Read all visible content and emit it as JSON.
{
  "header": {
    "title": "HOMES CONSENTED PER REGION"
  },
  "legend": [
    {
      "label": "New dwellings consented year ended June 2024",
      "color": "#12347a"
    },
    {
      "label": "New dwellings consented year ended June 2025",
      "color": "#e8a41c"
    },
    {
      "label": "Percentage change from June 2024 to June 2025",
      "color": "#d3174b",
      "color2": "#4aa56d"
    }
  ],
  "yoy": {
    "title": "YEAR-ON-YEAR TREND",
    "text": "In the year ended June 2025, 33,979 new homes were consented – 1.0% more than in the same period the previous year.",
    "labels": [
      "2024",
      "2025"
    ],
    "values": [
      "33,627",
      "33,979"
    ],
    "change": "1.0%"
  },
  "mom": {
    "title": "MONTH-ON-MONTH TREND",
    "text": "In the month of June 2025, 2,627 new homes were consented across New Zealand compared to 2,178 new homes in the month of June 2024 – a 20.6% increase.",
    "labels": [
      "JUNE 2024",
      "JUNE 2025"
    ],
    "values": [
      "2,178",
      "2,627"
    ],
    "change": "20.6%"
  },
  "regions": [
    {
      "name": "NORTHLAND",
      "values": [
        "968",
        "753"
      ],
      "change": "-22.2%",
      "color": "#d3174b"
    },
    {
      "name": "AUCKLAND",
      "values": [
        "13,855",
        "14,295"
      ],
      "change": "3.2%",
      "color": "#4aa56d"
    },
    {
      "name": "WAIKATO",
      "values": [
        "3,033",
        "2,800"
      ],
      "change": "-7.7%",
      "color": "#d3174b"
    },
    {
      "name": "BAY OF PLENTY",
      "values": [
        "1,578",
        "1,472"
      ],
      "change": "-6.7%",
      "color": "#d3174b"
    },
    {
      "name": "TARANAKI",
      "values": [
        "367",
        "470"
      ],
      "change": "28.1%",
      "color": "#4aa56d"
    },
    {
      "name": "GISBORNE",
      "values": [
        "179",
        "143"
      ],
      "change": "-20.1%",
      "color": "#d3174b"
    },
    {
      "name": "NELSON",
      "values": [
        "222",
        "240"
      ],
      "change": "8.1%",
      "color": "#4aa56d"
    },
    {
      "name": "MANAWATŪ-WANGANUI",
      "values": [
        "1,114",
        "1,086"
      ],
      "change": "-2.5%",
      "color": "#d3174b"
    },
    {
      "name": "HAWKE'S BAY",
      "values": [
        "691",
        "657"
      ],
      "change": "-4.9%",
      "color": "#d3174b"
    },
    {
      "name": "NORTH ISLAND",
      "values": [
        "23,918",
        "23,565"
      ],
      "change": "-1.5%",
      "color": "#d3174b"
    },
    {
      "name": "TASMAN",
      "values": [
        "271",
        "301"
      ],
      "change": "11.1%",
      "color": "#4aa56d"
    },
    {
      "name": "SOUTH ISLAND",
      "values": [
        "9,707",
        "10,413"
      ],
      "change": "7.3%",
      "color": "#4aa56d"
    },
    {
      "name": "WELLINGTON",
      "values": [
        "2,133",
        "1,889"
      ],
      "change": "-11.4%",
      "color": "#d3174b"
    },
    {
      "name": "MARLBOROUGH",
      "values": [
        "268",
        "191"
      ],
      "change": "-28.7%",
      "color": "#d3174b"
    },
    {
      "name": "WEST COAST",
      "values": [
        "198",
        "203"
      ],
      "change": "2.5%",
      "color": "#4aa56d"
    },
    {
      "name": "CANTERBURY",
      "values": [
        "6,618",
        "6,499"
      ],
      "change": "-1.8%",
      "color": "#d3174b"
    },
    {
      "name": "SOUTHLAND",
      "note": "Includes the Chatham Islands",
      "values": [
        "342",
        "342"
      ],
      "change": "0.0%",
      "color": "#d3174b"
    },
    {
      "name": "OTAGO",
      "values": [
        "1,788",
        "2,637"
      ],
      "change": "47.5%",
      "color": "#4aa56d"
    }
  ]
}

※

• THE PROBLEM
Using the listing above, show every line that includes the string "text".

• FINISHED ANSWER
    "text": "In the year ended June 2025, 33,979 new homes were consented – 1.0% more than in the same period the previous year.",
    "text": "In the month of June 2025, 2,627 new homes were consented across New Zealand compared to 2,178 new homes in the month of June 2024 – a 20.6% increase.",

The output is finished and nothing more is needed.